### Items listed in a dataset
* * *
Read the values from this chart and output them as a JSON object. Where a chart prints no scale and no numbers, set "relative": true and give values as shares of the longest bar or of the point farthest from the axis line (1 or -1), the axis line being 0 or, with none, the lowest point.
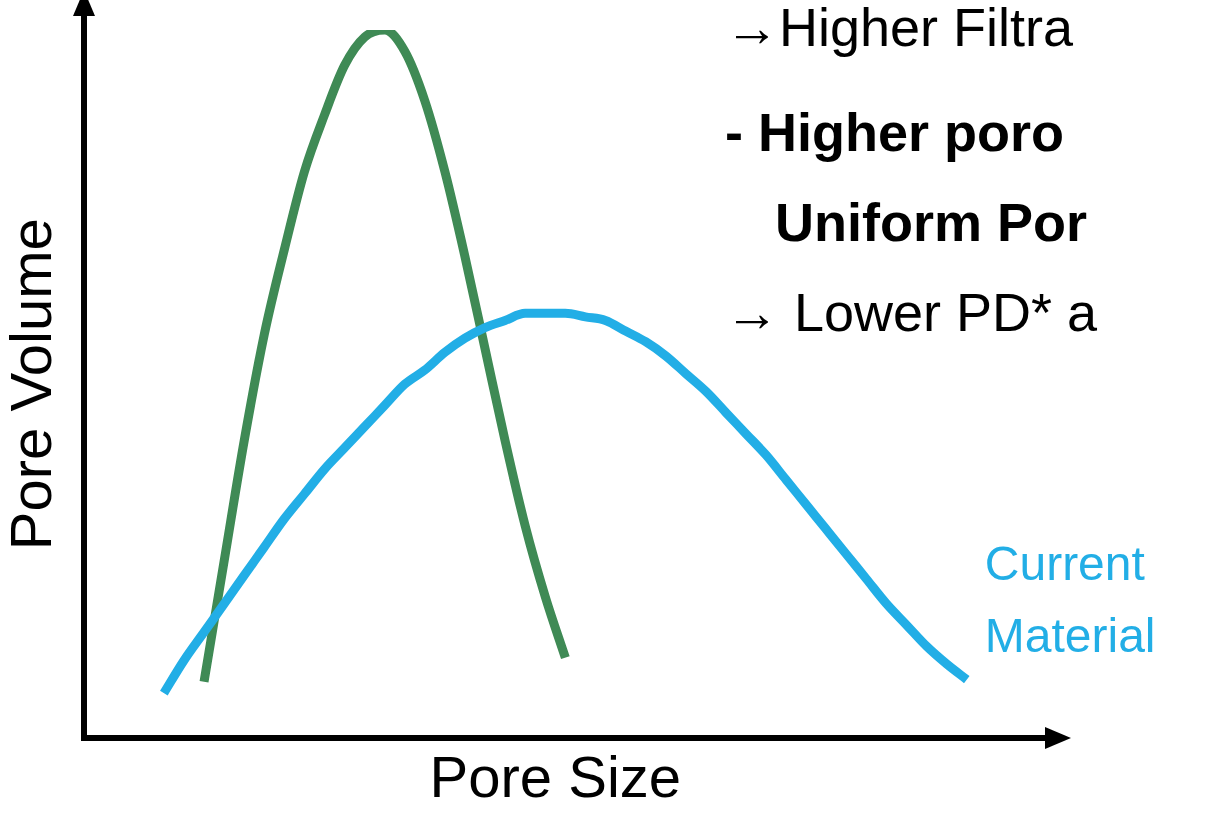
{
  "chart_data": {
    "type": "line",
    "relative": true,
    "xlabel": "Pore Size",
    "ylabel": "Pore Volume",
    "tick_labels": false,
    "grid": false,
    "legend": false,
    "marker": "none",
    "line_style": "solid",
    "categories": [
      null,
      null,
      null,
      null,
      null,
      null,
      null,
      null,
      null,
      null,
      null,
      null,
      null,
      null,
      null,
      null,
      null,
      null,
      null,
      null,
      null,
      null,
      null,
      null,
      null,
      null,
      null,
      null,
      null,
      null,
      null,
      null,
      null,
      null,
      null,
      null,
      null,
      null,
      null,
      null,
      null,
      null,
      null,
      null,
      null,
      null,
      null,
      null
    ],
    "series": [
      {
        "name": "Current Material",
        "color": "#22aee6",
        "values": [
          null,
          null,
          null,
          null,
          0.064,
          0.11,
          0.15,
          0.19,
          0.23,
          0.27,
          0.31,
          0.345,
          0.38,
          0.41,
          0.44,
          0.47,
          0.5,
          0.52,
          0.545,
          0.565,
          0.58,
          0.59,
          0.6,
          0.6,
          0.6,
          0.595,
          0.59,
          0.575,
          0.56,
          0.54,
          0.515,
          0.49,
          0.46,
          0.43,
          0.4,
          0.365,
          0.33,
          0.295,
          0.26,
          0.225,
          0.19,
          0.16,
          0.13,
          0.105,
          0.083,
          null,
          null,
          null
        ]
      },
      {
        "color": "#3f8a55",
        "values": [
          null,
          null,
          null,
          null,
          null,
          null,
          0.08,
          0.25,
          0.42,
          0.57,
          0.69,
          0.8,
          0.88,
          0.95,
          0.99,
          1.0,
          0.97,
          0.9,
          0.8,
          0.68,
          0.55,
          0.42,
          0.3,
          0.2,
          0.114,
          null,
          null,
          null,
          null,
          null,
          null,
          null,
          null,
          null,
          null,
          null,
          null,
          null,
          null,
          null,
          null,
          null,
          null,
          null,
          null,
          null,
          null,
          null
        ]
      }
    ],
    "annotations": [
      "→Higher Filtra",
      "- Higher poro",
      "Uniform Por",
      "→ Lower PD* a"
    ]
  }
}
* * *
### Exercise requirements
Each record above is to be restated exactly, with its pictures removed from the copy.

### Response
Read the values from this chart and output them as a JSON object. Where a chart prints no scale and no numbers, set "relative": true and give values as shares of the longest bar or of the point farthest from the axis line (1 or -1), the axis line being 0 or, with none, the lowest point.
{
  "chart_data": {
    "type": "line",
    "relative": true,
    "xlabel": "Pore Size",
    "ylabel": "Pore Volume",
    "tick_labels": false,
    "grid": false,
    "legend": false,
    "marker": "none",
    "line_style": "solid",
    "categories": [
      null,
      null,
      null,
      null,
      null,
      null,
      null,
      null,
      null,
      null,
      null,
      null,
      null,
      null,
      null,
      null,
      null,
      null,
      null,
      null,
      null,
      null,
      null,
      null,
      null,
      null,
      null,
      null,
      null,
      null,
      null,
      null,
      null,
      null,
      null,
      null,
      null,
      null,
      null,
      null,
      null,
      null,
      null,
      null,
      null,
      null,
      null,
      null
    ],
    "series": [
      {
        "name": "Current Material",
        "color": "#22aee6",
        "values": [
          null,
          null,
          null,
          null,
          0.064,
          0.11,
          0.15,
          0.19,
          0.23,
          0.27,
          0.31,
          0.345,
          0.38,
          0.41,
          0.44,
          0.47,
          0.5,
          0.52,
          0.545,
          0.565,
          0.58,
          0.59,
          0.6,
          0.6,
          0.6,
          0.595,
          0.59,
          0.575,
          0.56,
          0.54,
          0.515,
          0.49,
          0.46,
          0.43,
          0.4,
          0.365,
          0.33,
          0.295,
          0.26,
          0.225,
          0.19,
          0.16,
          0.13,
          0.105,
          0.083,
          null,
          null,
          null
        ]
      },
      {
        "color": "#3f8a55",
        "values": [
          null,
          null,
          null,
          null,
          null,
          null,
          0.08,
          0.25,
          0.42,
          0.57,
          0.69,
          0.8,
          0.88,
          0.95,
          0.99,
          1.0,
          0.97,
          0.9,
          0.8,
          0.68,
          0.55,
          0.42,
          0.3,
          0.2,
          0.114,
          null,
          null,
          null,
          null,
          null,
          null,
          null,
          null,
          null,
          null,
          null,
          null,
          null,
          null,
          null,
          null,
          null,
          null,
          null,
          null,
          null,
          null,
          null
        ]
      }
    ],
    "annotations": [
      "→Higher Filtra",
      "- Higher poro",
      "Uniform Por",
      "→ Lower PD* a"
    ]
  }
}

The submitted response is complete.